Written request: From the entries below, copy every line holding the word "JSON".

--- Begin ---

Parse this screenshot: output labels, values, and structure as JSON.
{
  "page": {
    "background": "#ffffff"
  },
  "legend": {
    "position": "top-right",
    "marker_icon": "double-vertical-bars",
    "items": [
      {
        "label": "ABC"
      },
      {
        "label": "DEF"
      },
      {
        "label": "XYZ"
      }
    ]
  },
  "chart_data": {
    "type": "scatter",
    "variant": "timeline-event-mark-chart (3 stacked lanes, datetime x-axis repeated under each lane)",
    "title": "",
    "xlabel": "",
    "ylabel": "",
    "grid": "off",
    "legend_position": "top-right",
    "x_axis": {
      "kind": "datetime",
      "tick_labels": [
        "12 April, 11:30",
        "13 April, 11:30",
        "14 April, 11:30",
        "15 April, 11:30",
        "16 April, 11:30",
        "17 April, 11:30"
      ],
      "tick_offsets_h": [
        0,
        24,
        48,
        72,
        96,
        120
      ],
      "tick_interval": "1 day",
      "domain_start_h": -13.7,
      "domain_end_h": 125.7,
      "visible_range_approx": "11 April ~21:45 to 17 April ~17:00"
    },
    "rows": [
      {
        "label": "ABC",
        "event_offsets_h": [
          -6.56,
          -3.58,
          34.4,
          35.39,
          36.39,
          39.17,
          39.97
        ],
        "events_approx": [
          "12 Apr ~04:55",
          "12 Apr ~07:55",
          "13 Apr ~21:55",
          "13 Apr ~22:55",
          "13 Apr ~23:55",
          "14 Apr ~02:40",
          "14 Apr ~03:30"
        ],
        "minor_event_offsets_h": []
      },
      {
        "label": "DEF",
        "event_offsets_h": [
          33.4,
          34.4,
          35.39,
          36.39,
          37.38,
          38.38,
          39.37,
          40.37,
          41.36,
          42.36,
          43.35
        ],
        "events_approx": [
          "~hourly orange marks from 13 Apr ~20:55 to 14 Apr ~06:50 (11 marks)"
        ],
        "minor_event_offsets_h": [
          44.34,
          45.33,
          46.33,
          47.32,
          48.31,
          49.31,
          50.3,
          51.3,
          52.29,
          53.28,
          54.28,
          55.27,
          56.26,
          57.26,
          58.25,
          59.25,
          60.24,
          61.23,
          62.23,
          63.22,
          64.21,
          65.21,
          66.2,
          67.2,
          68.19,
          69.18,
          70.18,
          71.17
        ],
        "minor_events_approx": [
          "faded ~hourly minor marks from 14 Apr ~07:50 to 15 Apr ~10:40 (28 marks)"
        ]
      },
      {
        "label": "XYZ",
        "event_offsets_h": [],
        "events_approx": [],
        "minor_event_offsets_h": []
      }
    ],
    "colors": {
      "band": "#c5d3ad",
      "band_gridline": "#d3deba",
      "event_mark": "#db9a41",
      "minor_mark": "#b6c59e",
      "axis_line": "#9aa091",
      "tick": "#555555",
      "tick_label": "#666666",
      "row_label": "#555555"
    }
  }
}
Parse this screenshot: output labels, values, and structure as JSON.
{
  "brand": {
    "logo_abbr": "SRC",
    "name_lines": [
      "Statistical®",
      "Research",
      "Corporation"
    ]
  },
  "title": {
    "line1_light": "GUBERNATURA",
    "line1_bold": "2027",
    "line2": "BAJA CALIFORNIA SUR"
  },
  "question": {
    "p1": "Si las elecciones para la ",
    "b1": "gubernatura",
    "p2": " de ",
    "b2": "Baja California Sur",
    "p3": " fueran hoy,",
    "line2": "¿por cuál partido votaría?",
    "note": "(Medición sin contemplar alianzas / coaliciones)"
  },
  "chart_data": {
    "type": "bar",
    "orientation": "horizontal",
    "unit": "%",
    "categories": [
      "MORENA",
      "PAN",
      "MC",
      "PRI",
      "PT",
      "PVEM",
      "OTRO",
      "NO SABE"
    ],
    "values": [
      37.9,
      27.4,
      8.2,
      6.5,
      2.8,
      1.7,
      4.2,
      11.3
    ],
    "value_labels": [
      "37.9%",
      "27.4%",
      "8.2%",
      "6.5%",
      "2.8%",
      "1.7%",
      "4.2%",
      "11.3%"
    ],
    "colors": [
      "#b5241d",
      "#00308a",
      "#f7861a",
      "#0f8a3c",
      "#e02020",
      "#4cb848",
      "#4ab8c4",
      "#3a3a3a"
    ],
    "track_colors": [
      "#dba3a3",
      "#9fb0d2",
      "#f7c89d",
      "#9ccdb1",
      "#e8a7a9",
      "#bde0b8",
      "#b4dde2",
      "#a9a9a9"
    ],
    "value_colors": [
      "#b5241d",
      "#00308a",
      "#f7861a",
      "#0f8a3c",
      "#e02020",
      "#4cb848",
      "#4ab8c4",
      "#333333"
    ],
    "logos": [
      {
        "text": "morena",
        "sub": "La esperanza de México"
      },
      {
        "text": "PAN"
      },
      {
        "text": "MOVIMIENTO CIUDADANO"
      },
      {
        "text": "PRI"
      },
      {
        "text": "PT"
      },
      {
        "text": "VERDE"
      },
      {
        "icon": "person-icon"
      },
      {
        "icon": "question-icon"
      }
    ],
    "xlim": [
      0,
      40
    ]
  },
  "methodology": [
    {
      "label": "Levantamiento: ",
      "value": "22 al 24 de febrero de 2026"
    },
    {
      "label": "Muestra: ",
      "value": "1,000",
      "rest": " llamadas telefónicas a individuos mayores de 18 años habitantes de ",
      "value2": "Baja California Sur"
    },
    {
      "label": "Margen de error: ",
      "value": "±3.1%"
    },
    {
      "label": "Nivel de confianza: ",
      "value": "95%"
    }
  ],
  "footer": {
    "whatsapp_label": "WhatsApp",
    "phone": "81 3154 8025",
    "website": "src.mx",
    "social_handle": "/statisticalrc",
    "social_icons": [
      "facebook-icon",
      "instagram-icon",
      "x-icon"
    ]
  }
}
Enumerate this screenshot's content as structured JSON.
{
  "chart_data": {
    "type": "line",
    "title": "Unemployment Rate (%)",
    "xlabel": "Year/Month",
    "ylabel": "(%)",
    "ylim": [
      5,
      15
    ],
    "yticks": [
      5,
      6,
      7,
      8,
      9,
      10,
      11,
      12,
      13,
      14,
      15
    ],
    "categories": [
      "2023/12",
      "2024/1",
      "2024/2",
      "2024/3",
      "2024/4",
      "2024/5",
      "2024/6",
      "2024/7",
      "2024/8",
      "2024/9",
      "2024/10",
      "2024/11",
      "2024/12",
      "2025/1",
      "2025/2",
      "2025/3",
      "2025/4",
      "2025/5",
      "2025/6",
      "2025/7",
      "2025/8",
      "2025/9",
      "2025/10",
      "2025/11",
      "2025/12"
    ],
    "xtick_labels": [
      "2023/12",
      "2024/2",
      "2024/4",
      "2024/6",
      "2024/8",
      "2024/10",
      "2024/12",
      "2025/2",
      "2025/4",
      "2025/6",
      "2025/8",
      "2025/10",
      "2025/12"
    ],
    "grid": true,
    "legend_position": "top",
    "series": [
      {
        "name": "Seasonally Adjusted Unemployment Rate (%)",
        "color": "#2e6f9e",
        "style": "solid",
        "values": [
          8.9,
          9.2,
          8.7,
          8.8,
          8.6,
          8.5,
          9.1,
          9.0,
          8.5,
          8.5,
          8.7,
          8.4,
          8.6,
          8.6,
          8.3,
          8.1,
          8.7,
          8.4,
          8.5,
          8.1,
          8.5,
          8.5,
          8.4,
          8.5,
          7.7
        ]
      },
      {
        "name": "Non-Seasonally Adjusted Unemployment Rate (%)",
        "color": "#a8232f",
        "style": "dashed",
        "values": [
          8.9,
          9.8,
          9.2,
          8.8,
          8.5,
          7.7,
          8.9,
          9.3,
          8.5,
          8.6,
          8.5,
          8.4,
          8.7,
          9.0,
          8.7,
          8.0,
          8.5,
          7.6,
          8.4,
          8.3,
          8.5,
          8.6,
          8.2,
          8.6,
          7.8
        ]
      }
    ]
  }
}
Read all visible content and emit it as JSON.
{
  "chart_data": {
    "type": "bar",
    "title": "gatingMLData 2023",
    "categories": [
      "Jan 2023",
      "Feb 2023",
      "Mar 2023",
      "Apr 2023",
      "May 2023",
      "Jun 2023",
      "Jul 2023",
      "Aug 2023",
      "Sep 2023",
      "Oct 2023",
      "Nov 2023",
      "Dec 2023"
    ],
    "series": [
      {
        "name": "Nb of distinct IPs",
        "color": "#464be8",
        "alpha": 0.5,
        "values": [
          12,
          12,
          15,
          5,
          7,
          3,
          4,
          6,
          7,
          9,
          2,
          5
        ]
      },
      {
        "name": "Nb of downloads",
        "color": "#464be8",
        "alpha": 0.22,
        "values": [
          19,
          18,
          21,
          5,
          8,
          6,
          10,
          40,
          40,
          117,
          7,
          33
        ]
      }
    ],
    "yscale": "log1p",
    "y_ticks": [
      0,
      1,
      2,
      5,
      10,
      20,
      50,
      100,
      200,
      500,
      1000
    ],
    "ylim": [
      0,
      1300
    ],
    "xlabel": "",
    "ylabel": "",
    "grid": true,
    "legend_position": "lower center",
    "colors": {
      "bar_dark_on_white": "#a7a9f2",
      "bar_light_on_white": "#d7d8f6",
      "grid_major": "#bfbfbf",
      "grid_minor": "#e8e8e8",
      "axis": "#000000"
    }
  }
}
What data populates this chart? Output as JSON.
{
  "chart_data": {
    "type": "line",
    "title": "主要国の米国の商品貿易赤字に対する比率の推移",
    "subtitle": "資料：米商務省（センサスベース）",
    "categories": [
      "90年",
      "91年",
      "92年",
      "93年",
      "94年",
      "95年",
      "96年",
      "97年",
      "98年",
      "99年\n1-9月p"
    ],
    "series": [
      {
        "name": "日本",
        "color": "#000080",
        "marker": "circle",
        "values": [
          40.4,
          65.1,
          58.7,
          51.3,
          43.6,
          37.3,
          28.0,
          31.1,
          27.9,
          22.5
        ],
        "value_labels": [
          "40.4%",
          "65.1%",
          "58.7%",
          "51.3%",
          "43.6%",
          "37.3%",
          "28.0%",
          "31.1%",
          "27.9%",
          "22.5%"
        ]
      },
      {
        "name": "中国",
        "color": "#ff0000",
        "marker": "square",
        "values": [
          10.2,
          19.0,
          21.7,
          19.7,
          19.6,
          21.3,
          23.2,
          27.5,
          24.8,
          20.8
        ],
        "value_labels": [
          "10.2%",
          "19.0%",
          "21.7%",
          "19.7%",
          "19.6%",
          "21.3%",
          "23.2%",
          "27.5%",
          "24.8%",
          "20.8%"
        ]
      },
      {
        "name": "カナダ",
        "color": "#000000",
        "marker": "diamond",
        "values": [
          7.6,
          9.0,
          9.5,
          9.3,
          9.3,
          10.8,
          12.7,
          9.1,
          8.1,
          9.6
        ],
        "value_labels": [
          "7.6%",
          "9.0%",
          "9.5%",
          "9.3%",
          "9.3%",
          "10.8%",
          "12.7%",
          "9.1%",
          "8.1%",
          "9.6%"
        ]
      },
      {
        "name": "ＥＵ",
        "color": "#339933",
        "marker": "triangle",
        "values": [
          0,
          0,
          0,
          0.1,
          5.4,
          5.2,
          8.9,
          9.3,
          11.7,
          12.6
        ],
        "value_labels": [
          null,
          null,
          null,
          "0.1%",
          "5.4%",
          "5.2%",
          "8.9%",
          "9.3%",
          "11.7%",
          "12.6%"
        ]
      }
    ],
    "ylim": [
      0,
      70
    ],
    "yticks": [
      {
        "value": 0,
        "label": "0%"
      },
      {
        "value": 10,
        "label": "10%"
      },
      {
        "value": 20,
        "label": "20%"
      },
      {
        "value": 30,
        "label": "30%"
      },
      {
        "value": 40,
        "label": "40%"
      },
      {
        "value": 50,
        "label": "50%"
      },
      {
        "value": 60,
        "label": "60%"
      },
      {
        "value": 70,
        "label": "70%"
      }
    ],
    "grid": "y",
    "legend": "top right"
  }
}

--- End ---

The solution:
Parse this screenshot: output labels, values, and structure as JSON.
Parse this screenshot: output labels, values, and structure as JSON.
Enumerate this screenshot's content as structured JSON.
Read all visible content and emit it as JSON.
What data populates this chart? Output as JSON.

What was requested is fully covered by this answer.